## Begin SOURCE RECORDS
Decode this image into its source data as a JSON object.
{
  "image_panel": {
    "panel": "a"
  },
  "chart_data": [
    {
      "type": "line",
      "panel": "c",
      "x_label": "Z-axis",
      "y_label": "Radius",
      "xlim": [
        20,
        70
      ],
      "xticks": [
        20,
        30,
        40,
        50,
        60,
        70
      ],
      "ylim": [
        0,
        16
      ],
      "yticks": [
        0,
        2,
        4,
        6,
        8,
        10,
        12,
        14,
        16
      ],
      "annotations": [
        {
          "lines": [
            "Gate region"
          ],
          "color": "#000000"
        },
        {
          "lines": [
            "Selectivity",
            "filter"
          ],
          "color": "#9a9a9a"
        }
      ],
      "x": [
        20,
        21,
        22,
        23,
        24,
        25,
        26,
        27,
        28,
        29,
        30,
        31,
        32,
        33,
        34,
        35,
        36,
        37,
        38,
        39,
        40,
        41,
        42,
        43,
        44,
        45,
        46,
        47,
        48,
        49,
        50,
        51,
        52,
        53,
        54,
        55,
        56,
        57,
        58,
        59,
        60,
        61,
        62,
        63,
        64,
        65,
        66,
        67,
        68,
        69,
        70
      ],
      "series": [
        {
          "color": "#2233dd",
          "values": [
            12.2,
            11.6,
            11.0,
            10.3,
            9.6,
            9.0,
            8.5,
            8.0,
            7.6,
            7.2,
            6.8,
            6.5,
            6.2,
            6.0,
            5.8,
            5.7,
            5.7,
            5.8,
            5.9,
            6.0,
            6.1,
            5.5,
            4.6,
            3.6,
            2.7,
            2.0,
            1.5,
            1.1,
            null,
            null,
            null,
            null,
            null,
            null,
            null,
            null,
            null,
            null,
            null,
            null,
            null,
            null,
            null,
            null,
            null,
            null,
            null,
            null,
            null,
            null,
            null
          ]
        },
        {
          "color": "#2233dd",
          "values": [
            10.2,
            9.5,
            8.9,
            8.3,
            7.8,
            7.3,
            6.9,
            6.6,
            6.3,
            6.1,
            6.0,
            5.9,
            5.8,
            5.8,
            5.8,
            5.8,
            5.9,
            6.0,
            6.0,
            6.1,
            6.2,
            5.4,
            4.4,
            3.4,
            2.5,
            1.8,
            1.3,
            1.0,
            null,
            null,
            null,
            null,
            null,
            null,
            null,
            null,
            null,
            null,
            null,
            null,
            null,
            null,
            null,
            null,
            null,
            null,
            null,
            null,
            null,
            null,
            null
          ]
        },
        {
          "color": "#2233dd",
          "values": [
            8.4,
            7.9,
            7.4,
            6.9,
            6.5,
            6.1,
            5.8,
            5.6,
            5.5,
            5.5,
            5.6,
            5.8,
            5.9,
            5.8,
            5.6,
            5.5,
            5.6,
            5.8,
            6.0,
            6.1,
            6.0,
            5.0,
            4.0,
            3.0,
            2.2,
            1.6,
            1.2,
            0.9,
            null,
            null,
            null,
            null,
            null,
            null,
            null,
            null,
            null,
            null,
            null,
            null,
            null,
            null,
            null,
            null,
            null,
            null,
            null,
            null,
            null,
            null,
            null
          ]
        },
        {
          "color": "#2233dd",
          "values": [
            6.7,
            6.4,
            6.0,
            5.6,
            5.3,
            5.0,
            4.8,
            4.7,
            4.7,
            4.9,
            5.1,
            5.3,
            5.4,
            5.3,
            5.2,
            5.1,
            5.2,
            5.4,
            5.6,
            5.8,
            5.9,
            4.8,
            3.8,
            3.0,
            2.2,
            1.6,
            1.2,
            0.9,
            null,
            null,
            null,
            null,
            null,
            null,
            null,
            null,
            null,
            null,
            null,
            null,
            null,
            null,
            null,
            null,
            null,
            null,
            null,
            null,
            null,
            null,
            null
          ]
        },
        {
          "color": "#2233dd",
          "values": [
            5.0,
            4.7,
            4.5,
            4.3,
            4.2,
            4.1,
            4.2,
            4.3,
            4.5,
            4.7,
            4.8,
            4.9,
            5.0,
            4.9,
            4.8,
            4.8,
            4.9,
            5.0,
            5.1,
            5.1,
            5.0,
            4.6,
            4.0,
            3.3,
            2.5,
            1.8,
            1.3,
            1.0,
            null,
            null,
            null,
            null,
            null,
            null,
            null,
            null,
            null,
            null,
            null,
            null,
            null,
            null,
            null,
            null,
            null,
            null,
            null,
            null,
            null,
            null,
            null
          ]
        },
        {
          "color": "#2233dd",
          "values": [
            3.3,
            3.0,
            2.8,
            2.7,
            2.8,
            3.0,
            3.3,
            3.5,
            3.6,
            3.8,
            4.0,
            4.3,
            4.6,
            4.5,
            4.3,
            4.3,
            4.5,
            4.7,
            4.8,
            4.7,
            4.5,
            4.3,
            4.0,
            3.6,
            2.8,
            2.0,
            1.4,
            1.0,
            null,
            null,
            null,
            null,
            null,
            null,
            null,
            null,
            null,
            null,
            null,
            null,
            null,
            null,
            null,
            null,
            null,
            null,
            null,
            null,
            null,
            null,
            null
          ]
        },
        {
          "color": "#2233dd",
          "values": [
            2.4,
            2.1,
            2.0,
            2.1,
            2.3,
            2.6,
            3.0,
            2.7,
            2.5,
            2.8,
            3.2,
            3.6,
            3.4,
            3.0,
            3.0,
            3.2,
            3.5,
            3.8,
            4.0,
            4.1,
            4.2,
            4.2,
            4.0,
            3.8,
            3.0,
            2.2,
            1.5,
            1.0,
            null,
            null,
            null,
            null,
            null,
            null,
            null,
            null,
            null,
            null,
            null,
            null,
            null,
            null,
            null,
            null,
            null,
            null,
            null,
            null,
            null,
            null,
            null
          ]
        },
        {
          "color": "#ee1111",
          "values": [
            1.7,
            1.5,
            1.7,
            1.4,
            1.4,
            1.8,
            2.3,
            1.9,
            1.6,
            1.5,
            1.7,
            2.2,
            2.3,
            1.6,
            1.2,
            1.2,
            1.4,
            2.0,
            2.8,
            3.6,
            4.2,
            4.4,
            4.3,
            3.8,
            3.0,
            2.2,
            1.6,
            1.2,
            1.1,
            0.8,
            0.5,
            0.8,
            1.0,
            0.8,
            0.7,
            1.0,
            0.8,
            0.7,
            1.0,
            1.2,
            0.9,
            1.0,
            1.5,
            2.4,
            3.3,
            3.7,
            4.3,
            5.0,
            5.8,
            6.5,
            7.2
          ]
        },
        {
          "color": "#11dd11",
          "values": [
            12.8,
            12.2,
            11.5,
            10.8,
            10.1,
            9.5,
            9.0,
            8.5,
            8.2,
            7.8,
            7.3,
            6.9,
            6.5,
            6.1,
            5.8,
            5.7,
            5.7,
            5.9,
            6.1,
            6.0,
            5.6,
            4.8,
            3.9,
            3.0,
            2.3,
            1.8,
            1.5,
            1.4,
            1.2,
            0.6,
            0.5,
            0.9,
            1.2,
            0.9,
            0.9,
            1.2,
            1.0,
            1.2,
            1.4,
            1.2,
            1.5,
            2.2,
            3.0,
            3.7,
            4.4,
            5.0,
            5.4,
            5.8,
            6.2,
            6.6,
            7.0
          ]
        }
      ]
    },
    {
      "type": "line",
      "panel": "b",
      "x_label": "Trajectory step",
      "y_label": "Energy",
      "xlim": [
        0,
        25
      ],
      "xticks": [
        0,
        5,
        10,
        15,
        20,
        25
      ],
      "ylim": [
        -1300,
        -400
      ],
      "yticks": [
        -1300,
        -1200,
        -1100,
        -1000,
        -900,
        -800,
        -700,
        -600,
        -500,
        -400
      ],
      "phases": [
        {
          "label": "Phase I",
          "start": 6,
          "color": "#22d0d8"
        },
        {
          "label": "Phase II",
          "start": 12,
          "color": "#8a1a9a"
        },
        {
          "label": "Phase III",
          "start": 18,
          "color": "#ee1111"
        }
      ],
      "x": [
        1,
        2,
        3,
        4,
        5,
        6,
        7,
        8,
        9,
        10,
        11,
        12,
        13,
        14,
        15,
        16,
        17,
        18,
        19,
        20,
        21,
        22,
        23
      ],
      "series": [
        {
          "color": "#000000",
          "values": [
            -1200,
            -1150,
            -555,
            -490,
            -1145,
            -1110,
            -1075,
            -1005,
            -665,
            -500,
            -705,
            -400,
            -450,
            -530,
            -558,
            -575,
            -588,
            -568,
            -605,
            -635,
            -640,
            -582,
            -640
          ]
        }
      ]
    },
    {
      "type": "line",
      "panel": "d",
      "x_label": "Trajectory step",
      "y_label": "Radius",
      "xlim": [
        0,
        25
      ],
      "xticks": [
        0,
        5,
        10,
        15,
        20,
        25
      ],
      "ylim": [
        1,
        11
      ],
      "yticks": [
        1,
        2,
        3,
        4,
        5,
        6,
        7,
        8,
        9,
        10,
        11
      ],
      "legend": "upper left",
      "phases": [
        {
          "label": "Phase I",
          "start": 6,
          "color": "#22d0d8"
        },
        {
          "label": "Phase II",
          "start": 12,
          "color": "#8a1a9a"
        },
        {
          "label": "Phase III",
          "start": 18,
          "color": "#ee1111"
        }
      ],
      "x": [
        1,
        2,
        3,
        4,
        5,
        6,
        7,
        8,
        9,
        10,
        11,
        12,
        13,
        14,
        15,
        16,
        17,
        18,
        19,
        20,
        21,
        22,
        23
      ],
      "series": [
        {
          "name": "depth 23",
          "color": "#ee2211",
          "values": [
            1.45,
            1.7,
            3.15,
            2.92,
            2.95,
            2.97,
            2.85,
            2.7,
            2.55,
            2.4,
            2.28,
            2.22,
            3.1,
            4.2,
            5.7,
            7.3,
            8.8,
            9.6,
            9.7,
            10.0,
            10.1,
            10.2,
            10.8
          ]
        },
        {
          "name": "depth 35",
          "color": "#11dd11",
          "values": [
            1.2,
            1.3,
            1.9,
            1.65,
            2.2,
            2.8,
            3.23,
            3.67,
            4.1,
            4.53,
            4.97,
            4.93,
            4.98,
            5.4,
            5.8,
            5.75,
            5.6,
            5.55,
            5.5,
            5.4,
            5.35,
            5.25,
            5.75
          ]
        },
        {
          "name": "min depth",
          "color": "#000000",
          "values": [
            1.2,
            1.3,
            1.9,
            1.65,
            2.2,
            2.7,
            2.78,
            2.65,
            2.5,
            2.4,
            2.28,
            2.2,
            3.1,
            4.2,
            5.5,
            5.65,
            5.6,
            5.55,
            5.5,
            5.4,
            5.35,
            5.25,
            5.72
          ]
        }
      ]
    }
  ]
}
## End SOURCE RECORDS
WHAT TO WORK ON: Look through the entries and find each line that has the string "depth". Copy those lines.

COMPLETE RESPONSE:
          "name": "depth 23",
          "name": "depth 35",
          "name": "min depth",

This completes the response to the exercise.